Article:
»»
Design Guidance: Custom Binary File Reader

Hi there,

I've spend the past week or so playing with Rust and reading the book. I really like the ideals behind the language and as such I want to dig deeper. To do so I think I need a real project, one which seems like a good technical level is a binary file parser.

I have previously lived in OOP environments, with dynamic dispatch + inheritance. My struggle is around design considerations when using rust - I can't get my head around what to do when we don't know which order things are going to happen in :smile:

This isn't really a question, I'm just stuck and looking to stimulate discussion!

Project 'Spec'

The target is STDF (structured/standard test data format) - there is more details available here, however it is essentially a record-based file structure. Each record consisting of several fields which are an ordered list of a set of types. The beginning of an example record might be:

| FIELD   | TYPE | NOTE                   |
|---------|------|------------------------|
| REC_TYP | U16  | Type of record         |
| REC_SUB | U16  | Sub-type of record     |
| REC_LEN | U32  | Number bytes in record |
| LOT_ID  | Cn   | ...                    |

So each record starts with an indication of the type (REC_TYP + REC_SUB) and the record size (REC_LEN) - it then proceeds with the binary data laid out as per the specification.

From a parsing perspective, the records can be in any order and we do not know ahead of time how many records of each type there may be.

Considerations (from me)
««
Data listing:
»»
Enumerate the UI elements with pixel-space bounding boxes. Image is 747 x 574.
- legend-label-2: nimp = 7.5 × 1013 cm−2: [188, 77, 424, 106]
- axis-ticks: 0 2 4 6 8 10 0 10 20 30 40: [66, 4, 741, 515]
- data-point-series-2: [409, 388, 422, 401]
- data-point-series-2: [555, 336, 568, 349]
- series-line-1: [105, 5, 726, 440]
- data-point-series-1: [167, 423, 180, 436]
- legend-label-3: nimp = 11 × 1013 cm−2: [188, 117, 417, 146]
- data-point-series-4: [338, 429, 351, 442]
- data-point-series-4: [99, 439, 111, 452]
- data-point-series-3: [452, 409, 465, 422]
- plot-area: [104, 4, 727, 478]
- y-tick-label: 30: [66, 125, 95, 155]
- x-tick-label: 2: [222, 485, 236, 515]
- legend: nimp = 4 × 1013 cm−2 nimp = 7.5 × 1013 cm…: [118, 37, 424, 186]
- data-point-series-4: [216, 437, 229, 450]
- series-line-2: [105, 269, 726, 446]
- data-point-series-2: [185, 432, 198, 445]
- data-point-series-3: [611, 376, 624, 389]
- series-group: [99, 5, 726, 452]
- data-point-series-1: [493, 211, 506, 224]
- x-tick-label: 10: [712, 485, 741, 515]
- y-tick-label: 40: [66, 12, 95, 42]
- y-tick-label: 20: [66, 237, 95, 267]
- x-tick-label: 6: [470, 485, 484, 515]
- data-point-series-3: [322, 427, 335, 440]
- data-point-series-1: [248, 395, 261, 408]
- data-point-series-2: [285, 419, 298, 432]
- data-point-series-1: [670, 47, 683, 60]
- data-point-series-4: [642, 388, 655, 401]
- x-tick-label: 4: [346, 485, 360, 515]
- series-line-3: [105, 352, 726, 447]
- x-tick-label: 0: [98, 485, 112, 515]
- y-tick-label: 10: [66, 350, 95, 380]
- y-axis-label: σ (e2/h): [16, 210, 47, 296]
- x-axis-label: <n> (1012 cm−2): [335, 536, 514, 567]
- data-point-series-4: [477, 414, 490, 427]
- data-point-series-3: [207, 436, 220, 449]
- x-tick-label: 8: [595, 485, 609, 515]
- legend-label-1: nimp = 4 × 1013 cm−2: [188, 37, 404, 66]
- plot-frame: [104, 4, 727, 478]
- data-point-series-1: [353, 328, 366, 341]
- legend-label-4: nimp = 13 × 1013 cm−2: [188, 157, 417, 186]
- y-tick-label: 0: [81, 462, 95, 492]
««
To be done:
a - In the forum post about a binary file reader in Rust, which two fields at the start of each record indicate its type?
b - Resume the forum post about designing an STDF binary file reader in Rust, starting after its final heading.

Results:
a - REC_TYP and REC_SUB.

b -
  • I could define Structs for each type (Cn, U32, ...) which implement a Read/Write trait

  • I could define the Record Struct with a Vec of 'types'

    • To read a record I could cycle through the Vec and do the read/write
  • I could alternatively have Struct for each REC_TYP, REC_SUB combination (these are called MIR, PIR, PRR, etc.)

    • Each struct would implement a read/write trait which would do the read/write operation on each element of the struct
    • This seems like a lot of repetition
  • Generally trying to think of a top-level API for a library, which will be useful for if someone wants to implement an application to; convert to something human readable (CSV, ...), or pull certain aspects into a database, or create a wrapper to something like pandas in Python.

Struggles

  • What do I store the output as without knowledge of record types ahead of time?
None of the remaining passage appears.